TASK TO COMPLETE
Each line below that holds the string "retweets" counts once; report the total and nothing else.
··· ENTRIES SHOWN
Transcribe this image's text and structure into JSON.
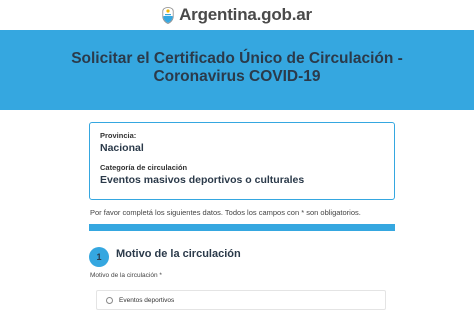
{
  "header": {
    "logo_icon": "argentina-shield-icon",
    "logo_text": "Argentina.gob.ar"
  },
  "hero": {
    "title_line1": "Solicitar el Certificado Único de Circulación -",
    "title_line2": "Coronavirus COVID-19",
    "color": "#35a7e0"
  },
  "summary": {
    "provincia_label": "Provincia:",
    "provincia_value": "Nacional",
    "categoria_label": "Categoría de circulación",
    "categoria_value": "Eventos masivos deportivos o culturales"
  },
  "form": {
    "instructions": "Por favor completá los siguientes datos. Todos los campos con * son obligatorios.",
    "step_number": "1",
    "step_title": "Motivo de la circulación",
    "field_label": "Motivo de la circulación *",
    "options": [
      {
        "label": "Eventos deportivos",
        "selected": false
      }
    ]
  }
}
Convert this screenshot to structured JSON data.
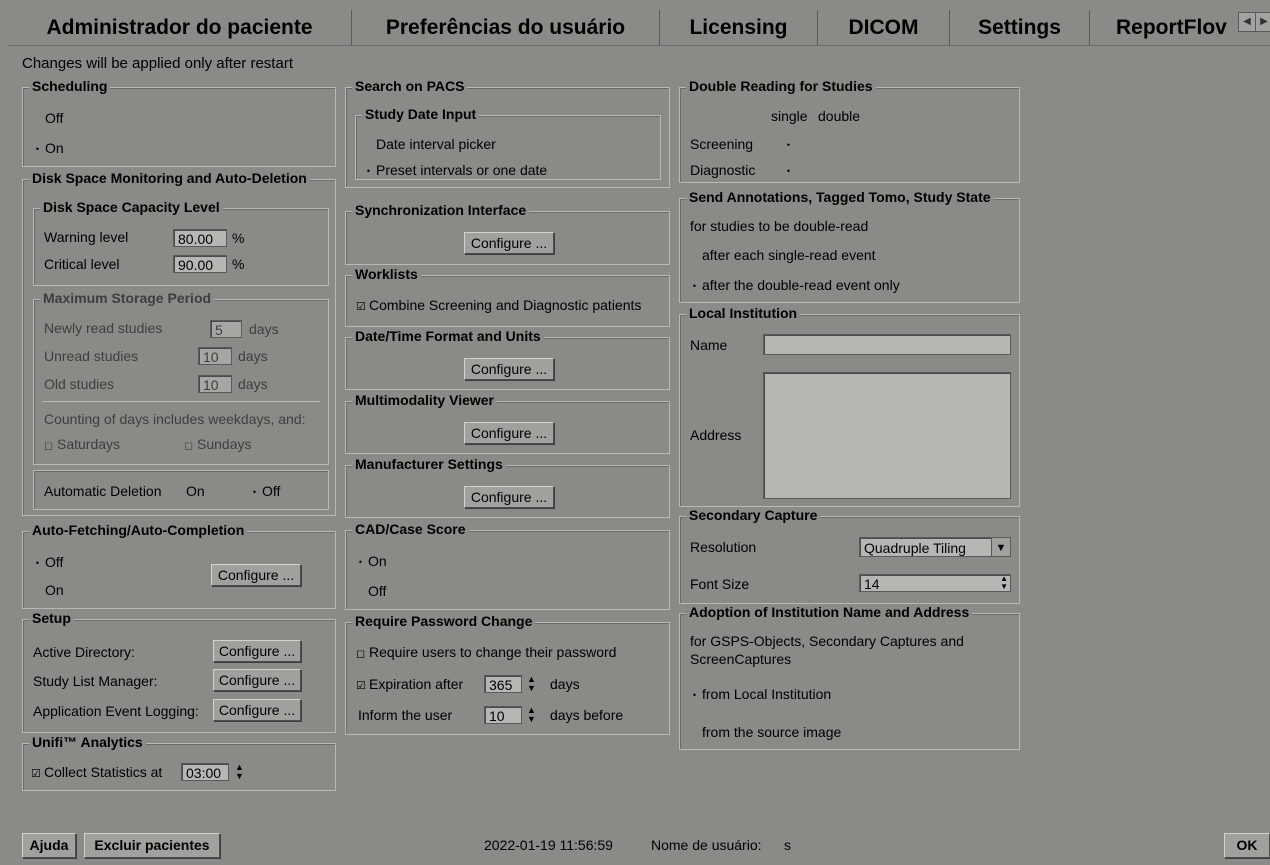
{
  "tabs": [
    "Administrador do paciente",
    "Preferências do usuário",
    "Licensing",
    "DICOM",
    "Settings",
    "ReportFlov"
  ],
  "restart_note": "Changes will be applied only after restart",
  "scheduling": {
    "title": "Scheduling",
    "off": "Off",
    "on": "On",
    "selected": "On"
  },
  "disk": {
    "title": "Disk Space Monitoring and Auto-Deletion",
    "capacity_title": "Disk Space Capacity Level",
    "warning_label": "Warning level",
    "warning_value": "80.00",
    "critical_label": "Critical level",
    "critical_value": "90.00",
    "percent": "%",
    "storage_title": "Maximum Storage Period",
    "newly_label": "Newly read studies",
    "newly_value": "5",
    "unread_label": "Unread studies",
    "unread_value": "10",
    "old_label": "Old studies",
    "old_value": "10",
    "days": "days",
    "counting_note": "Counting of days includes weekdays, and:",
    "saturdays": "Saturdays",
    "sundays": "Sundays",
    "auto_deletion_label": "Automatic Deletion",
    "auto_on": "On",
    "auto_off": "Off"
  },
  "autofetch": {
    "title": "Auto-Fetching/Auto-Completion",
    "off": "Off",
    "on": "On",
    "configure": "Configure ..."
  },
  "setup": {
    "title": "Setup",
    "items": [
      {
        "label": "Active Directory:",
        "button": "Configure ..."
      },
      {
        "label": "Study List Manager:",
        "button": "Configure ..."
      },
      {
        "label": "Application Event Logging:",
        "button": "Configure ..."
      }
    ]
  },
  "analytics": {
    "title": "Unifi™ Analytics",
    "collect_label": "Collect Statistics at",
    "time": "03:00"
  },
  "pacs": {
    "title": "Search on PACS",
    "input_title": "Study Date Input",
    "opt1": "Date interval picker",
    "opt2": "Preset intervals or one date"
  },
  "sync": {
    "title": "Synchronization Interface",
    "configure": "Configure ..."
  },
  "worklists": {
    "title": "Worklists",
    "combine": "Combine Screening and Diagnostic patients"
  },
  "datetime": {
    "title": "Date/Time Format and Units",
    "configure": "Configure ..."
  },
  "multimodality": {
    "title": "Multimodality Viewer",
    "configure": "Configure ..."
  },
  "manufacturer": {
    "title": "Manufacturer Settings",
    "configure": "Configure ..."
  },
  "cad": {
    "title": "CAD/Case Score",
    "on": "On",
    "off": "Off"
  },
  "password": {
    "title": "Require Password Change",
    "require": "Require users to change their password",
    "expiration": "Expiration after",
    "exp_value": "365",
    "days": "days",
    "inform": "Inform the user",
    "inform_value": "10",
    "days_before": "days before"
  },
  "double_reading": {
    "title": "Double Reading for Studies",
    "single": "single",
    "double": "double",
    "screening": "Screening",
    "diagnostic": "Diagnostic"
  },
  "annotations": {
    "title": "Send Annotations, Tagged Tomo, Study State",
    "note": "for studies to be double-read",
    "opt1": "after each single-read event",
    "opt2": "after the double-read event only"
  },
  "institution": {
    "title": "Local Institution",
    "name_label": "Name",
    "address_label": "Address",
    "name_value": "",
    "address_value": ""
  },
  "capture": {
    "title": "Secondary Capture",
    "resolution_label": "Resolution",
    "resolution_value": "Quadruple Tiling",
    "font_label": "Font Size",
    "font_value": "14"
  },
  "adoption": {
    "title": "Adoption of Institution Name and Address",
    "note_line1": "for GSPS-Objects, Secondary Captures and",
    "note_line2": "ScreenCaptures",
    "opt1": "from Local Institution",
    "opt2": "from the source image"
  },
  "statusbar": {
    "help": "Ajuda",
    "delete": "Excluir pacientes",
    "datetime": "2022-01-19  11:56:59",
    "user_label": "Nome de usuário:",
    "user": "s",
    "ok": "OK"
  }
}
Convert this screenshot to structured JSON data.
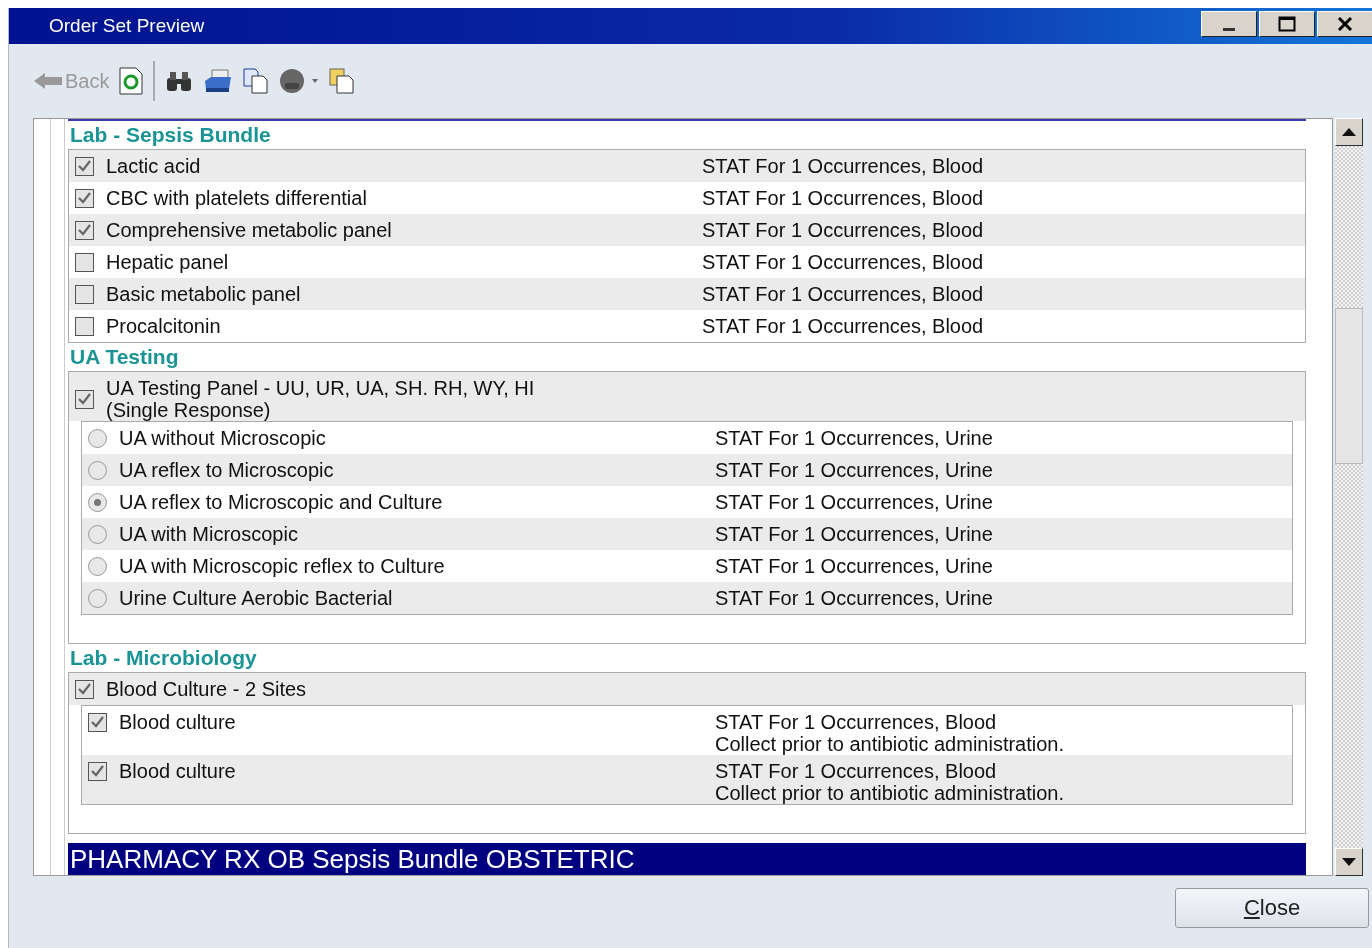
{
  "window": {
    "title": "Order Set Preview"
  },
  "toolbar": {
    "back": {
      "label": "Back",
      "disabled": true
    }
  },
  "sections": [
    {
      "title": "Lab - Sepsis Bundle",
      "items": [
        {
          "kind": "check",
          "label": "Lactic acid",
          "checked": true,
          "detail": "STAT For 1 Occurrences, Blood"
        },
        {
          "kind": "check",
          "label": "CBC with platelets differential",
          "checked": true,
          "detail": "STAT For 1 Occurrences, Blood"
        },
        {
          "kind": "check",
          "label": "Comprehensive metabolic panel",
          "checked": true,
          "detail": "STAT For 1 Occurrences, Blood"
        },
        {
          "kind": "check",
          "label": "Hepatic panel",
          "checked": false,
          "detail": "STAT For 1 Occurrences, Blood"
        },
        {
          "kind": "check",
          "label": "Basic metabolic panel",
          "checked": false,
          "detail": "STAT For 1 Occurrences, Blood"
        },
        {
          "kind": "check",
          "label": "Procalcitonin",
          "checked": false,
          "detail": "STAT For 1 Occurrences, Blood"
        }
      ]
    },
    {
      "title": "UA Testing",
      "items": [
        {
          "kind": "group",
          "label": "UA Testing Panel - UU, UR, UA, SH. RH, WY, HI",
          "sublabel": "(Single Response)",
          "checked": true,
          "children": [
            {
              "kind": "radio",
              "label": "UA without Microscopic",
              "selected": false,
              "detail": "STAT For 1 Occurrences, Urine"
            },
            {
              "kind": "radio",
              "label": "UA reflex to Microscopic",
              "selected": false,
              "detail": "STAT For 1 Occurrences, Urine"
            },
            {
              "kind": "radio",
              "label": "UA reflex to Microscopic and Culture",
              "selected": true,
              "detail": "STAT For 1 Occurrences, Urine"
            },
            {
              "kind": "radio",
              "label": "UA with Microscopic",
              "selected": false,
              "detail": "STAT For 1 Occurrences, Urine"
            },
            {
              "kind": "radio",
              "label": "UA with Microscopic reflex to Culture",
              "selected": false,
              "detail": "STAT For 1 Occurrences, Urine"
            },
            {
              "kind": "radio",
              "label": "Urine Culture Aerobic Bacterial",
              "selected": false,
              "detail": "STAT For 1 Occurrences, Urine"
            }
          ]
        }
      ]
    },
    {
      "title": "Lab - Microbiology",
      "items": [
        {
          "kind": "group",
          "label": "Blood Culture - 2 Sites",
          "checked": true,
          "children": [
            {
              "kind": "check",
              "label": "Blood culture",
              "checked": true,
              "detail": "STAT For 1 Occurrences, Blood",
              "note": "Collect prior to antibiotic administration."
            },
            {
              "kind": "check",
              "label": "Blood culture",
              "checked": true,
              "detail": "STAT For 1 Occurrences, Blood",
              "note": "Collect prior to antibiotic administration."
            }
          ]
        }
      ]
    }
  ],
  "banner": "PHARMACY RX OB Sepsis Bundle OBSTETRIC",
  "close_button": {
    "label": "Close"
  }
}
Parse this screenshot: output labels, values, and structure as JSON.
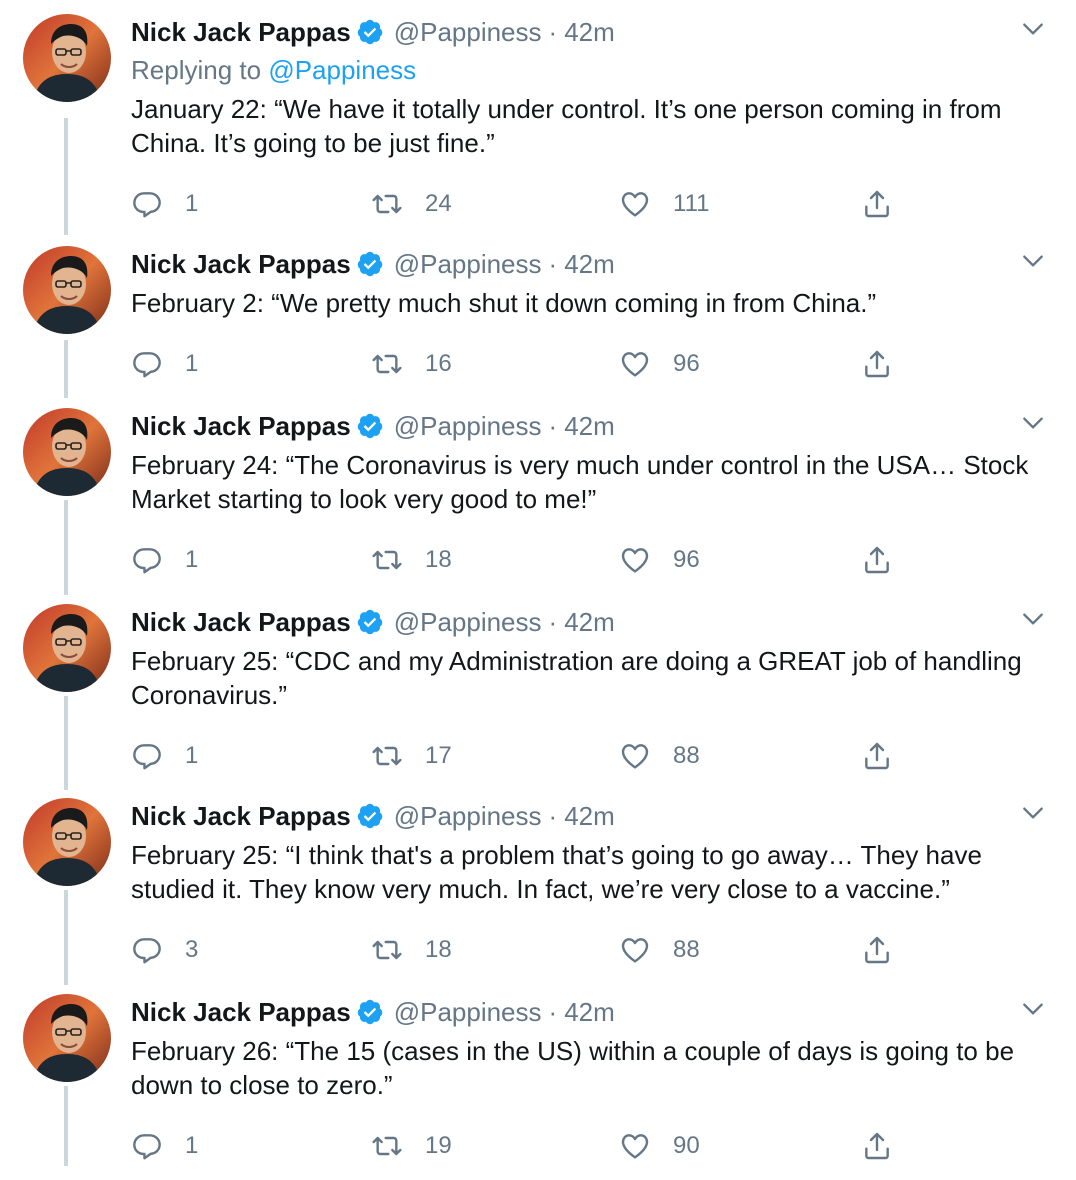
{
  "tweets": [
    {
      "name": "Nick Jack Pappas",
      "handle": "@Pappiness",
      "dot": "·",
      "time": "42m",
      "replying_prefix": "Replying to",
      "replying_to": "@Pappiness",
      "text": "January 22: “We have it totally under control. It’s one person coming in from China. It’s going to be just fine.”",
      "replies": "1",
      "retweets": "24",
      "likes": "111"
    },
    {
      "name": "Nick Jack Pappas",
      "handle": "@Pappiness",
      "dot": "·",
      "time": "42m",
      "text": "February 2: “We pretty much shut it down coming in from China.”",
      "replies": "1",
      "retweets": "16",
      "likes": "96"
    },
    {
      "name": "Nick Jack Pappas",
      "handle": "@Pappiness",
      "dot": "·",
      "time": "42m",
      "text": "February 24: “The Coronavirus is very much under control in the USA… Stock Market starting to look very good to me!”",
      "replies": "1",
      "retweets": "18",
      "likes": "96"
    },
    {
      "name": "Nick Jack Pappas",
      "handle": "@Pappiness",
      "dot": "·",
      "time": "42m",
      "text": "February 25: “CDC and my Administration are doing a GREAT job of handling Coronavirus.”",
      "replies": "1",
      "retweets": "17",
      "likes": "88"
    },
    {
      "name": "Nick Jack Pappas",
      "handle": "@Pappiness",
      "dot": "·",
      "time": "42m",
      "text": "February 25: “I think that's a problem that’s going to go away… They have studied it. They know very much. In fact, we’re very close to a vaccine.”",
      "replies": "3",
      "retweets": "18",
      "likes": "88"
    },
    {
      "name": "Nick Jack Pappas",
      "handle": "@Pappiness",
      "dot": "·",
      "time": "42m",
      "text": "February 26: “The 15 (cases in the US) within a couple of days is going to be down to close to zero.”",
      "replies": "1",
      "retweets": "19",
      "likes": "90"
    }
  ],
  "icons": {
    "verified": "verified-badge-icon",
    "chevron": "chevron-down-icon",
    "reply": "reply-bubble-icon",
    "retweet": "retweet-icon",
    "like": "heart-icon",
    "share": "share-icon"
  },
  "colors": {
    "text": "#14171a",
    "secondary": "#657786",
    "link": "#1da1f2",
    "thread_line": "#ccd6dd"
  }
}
······
ANSWER FOR THE TASK
6